> **WHAT IS BEING ASKED**: Gather all lines with the word "color" in them.

> **SUPPLIED MATERIAL**:
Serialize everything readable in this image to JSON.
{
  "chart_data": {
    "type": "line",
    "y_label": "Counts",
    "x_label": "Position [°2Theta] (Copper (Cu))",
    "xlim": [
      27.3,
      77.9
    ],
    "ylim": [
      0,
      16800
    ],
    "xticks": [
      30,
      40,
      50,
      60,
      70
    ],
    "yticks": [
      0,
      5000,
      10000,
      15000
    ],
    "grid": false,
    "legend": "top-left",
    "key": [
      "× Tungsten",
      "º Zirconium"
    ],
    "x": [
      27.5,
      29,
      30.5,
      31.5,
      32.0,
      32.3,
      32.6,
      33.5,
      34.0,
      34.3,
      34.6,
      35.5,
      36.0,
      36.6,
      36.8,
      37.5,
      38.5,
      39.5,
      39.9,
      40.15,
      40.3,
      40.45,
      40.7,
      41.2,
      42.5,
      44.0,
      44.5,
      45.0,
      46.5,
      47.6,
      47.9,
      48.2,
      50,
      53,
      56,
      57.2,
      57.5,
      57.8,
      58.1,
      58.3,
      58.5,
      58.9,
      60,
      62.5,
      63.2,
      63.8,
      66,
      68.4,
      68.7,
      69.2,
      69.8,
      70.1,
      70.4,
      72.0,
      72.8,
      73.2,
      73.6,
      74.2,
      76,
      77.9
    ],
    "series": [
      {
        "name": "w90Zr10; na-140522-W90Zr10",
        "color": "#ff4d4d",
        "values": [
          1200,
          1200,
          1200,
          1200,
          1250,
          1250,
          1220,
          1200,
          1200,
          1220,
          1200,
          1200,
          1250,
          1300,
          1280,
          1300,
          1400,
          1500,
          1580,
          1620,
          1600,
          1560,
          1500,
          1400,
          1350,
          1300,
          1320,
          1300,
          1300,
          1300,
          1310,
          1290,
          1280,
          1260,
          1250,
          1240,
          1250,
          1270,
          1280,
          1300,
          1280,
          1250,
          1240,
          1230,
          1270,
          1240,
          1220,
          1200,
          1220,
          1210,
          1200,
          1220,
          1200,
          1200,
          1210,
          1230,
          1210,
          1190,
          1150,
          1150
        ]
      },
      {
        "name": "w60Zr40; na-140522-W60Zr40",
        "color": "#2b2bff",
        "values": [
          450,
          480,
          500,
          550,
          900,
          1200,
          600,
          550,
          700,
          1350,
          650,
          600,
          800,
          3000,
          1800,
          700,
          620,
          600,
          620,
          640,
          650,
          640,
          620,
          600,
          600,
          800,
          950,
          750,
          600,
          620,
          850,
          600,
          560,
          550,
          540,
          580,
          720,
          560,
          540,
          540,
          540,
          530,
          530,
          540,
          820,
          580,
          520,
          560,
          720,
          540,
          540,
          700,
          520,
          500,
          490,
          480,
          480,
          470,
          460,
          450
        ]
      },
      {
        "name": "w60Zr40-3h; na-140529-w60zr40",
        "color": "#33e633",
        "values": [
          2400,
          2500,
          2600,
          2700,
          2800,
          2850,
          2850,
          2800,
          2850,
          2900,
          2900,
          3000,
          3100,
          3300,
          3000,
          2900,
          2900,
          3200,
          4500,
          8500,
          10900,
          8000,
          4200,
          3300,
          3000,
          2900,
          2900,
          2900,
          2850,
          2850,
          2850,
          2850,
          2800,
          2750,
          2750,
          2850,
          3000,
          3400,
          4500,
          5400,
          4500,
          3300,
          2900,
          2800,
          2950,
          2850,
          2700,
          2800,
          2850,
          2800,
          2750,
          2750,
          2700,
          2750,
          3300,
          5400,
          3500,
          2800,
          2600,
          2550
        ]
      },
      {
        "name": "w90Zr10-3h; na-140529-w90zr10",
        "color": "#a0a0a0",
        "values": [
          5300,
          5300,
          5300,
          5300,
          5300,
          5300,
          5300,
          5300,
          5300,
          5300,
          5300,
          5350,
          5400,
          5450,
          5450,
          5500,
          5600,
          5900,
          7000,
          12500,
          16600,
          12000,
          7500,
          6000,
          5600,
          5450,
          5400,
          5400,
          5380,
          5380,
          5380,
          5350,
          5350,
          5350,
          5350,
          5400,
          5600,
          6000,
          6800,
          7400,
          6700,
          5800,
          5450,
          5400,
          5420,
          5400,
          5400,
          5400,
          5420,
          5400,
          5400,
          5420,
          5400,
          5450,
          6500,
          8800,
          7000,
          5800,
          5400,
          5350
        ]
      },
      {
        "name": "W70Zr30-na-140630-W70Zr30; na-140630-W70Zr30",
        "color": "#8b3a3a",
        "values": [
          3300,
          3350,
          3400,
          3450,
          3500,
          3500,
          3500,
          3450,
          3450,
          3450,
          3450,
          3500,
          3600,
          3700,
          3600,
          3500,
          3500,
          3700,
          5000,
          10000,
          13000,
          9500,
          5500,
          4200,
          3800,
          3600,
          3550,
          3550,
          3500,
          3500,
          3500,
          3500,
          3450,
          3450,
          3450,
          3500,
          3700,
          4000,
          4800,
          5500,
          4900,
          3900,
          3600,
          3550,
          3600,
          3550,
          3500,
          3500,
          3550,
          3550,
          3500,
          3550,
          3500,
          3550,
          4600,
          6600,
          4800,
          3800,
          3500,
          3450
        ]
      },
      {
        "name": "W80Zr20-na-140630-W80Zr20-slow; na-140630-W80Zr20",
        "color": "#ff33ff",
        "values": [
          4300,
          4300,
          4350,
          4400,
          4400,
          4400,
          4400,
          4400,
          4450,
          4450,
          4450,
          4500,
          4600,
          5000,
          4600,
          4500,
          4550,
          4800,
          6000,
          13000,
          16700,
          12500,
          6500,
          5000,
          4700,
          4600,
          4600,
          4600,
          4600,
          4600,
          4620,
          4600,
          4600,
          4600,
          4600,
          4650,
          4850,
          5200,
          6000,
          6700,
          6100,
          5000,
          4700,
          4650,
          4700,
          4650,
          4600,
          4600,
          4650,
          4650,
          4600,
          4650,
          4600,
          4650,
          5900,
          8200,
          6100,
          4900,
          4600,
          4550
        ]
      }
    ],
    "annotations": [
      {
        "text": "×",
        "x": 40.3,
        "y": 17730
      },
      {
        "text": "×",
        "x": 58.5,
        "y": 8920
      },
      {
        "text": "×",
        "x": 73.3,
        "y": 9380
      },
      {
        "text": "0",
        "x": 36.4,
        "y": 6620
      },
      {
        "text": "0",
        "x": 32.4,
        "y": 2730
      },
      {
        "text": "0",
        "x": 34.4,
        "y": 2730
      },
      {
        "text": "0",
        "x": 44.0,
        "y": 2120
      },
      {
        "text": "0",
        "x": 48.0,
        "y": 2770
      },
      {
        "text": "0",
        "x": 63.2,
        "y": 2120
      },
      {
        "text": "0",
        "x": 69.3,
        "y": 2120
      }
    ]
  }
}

> **CORRECT RESULT**:
        "color": "#ff4d4d",
        "color": "#2b2bff",
        "color": "#33e633",
        "color": "#a0a0a0",
        "color": "#8b3a3a",
        "color": "#ff33ff",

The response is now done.